> _To do_: Take every entry below and copy it out word for word.

> _Entries shown_:
:::

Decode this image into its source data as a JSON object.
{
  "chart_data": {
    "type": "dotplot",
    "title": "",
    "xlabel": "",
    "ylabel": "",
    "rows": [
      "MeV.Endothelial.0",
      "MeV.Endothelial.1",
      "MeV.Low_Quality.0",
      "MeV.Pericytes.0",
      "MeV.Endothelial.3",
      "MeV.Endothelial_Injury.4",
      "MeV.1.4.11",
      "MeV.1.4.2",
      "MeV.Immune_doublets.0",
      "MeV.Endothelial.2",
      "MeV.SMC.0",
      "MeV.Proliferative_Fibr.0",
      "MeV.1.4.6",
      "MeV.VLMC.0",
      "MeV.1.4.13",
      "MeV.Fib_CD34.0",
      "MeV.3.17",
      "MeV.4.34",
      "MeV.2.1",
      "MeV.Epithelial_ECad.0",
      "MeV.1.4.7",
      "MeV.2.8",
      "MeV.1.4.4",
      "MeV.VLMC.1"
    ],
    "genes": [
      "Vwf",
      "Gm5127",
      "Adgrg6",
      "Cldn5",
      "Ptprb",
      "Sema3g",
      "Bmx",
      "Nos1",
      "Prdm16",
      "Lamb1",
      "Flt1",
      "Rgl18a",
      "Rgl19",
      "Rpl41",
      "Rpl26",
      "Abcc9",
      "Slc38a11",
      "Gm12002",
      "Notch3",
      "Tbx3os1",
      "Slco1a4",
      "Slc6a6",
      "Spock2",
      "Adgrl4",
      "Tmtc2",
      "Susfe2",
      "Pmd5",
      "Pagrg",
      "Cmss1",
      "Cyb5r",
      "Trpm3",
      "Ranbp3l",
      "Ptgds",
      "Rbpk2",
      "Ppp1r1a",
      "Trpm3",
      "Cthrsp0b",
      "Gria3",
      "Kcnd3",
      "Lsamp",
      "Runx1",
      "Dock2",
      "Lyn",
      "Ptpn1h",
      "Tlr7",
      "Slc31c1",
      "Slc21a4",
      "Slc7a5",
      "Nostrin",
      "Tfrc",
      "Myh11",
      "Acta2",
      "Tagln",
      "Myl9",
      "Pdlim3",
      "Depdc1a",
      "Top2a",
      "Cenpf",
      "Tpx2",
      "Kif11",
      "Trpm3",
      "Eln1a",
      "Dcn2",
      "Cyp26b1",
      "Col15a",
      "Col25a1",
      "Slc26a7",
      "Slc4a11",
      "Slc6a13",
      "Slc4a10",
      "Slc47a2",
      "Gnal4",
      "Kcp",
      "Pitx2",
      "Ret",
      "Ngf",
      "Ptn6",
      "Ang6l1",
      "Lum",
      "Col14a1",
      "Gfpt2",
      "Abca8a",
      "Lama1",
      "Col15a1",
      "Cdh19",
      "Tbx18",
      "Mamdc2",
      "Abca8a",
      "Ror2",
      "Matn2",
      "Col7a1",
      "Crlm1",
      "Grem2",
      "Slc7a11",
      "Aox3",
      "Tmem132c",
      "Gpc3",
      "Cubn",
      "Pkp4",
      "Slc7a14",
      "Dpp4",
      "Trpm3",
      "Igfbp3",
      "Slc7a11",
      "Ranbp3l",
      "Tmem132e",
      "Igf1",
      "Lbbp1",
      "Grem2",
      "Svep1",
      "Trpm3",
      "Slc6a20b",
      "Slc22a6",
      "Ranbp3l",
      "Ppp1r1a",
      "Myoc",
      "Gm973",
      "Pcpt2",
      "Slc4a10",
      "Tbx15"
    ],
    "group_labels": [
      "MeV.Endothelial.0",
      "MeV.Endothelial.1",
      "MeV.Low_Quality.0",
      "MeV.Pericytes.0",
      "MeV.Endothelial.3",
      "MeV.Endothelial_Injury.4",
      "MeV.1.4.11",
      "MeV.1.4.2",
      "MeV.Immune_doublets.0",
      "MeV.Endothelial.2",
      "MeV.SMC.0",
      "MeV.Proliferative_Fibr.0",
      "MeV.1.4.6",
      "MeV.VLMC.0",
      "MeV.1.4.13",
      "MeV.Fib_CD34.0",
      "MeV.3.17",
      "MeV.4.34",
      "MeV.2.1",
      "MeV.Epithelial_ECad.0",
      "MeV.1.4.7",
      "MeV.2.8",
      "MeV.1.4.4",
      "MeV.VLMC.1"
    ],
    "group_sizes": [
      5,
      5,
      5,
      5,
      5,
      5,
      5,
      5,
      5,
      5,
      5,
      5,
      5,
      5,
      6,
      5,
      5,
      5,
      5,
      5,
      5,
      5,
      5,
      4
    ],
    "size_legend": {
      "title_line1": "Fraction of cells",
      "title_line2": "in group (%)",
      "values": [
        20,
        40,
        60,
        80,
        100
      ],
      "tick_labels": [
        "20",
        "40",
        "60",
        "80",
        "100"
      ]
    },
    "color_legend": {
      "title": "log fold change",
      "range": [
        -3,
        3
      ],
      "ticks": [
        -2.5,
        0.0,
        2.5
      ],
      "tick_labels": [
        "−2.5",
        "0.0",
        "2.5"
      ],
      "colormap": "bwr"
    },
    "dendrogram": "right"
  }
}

:::

> _Task answer_:
Decode this image into its source data as a JSON object.
{
  "chart_data": {
    "type": "dotplot",
    "title": "",
    "xlabel": "",
    "ylabel": "",
    "rows": [
      "MeV.Endothelial.0",
      "MeV.Endothelial.1",
      "MeV.Low_Quality.0",
      "MeV.Pericytes.0",
      "MeV.Endothelial.3",
      "MeV.Endothelial_Injury.4",
      "MeV.1.4.11",
      "MeV.1.4.2",
      "MeV.Immune_doublets.0",
      "MeV.Endothelial.2",
      "MeV.SMC.0",
      "MeV.Proliferative_Fibr.0",
      "MeV.1.4.6",
      "MeV.VLMC.0",
      "MeV.1.4.13",
      "MeV.Fib_CD34.0",
      "MeV.3.17",
      "MeV.4.34",
      "MeV.2.1",
      "MeV.Epithelial_ECad.0",
      "MeV.1.4.7",
      "MeV.2.8",
      "MeV.1.4.4",
      "MeV.VLMC.1"
    ],
    "genes": [
      "Vwf",
      "Gm5127",
      "Adgrg6",
      "Cldn5",
      "Ptprb",
      "Sema3g",
      "Bmx",
      "Nos1",
      "Prdm16",
      "Lamb1",
      "Flt1",
      "Rgl18a",
      "Rgl19",
      "Rpl41",
      "Rpl26",
      "Abcc9",
      "Slc38a11",
      "Gm12002",
      "Notch3",
      "Tbx3os1",
      "Slco1a4",
      "Slc6a6",
      "Spock2",
      "Adgrl4",
      "Tmtc2",
      "Susfe2",
      "Pmd5",
      "Pagrg",
      "Cmss1",
      "Cyb5r",
      "Trpm3",
      "Ranbp3l",
      "Ptgds",
      "Rbpk2",
      "Ppp1r1a",
      "Trpm3",
      "Cthrsp0b",
      "Gria3",
      "Kcnd3",
      "Lsamp",
      "Runx1",
      "Dock2",
      "Lyn",
      "Ptpn1h",
      "Tlr7",
      "Slc31c1",
      "Slc21a4",
      "Slc7a5",
      "Nostrin",
      "Tfrc",
      "Myh11",
      "Acta2",
      "Tagln",
      "Myl9",
      "Pdlim3",
      "Depdc1a",
      "Top2a",
      "Cenpf",
      "Tpx2",
      "Kif11",
      "Trpm3",
      "Eln1a",
      "Dcn2",
      "Cyp26b1",
      "Col15a",
      "Col25a1",
      "Slc26a7",
      "Slc4a11",
      "Slc6a13",
      "Slc4a10",
      "Slc47a2",
      "Gnal4",
      "Kcp",
      "Pitx2",
      "Ret",
      "Ngf",
      "Ptn6",
      "Ang6l1",
      "Lum",
      "Col14a1",
      "Gfpt2",
      "Abca8a",
      "Lama1",
      "Col15a1",
      "Cdh19",
      "Tbx18",
      "Mamdc2",
      "Abca8a",
      "Ror2",
      "Matn2",
      "Col7a1",
      "Crlm1",
      "Grem2",
      "Slc7a11",
      "Aox3",
      "Tmem132c",
      "Gpc3",
      "Cubn",
      "Pkp4",
      "Slc7a14",
      "Dpp4",
      "Trpm3",
      "Igfbp3",
      "Slc7a11",
      "Ranbp3l",
      "Tmem132e",
      "Igf1",
      "Lbbp1",
      "Grem2",
      "Svep1",
      "Trpm3",
      "Slc6a20b",
      "Slc22a6",
      "Ranbp3l",
      "Ppp1r1a",
      "Myoc",
      "Gm973",
      "Pcpt2",
      "Slc4a10",
      "Tbx15"
    ],
    "group_labels": [
      "MeV.Endothelial.0",
      "MeV.Endothelial.1",
      "MeV.Low_Quality.0",
      "MeV.Pericytes.0",
      "MeV.Endothelial.3",
      "MeV.Endothelial_Injury.4",
      "MeV.1.4.11",
      "MeV.1.4.2",
      "MeV.Immune_doublets.0",
      "MeV.Endothelial.2",
      "MeV.SMC.0",
      "MeV.Proliferative_Fibr.0",
      "MeV.1.4.6",
      "MeV.VLMC.0",
      "MeV.1.4.13",
      "MeV.Fib_CD34.0",
      "MeV.3.17",
      "MeV.4.34",
      "MeV.2.1",
      "MeV.Epithelial_ECad.0",
      "MeV.1.4.7",
      "MeV.2.8",
      "MeV.1.4.4",
      "MeV.VLMC.1"
    ],
    "group_sizes": [
      5,
      5,
      5,
      5,
      5,
      5,
      5,
      5,
      5,
      5,
      5,
      5,
      5,
      5,
      6,
      5,
      5,
      5,
      5,
      5,
      5,
      5,
      5,
      4
    ],
    "size_legend": {
      "title_line1": "Fraction of cells",
      "title_line2": "in group (%)",
      "values": [
        20,
        40,
        60,
        80,
        100
      ],
      "tick_labels": [
        "20",
        "40",
        "60",
        "80",
        "100"
      ]
    },
    "color_legend": {
      "title": "log fold change",
      "range": [
        -3,
        3
      ],
      "ticks": [
        -2.5,
        0.0,
        2.5
      ],
      "tick_labels": [
        "−2.5",
        "0.0",
        "2.5"
      ],
      "colormap": "bwr"
    },
    "dendrogram": "right"
  }
}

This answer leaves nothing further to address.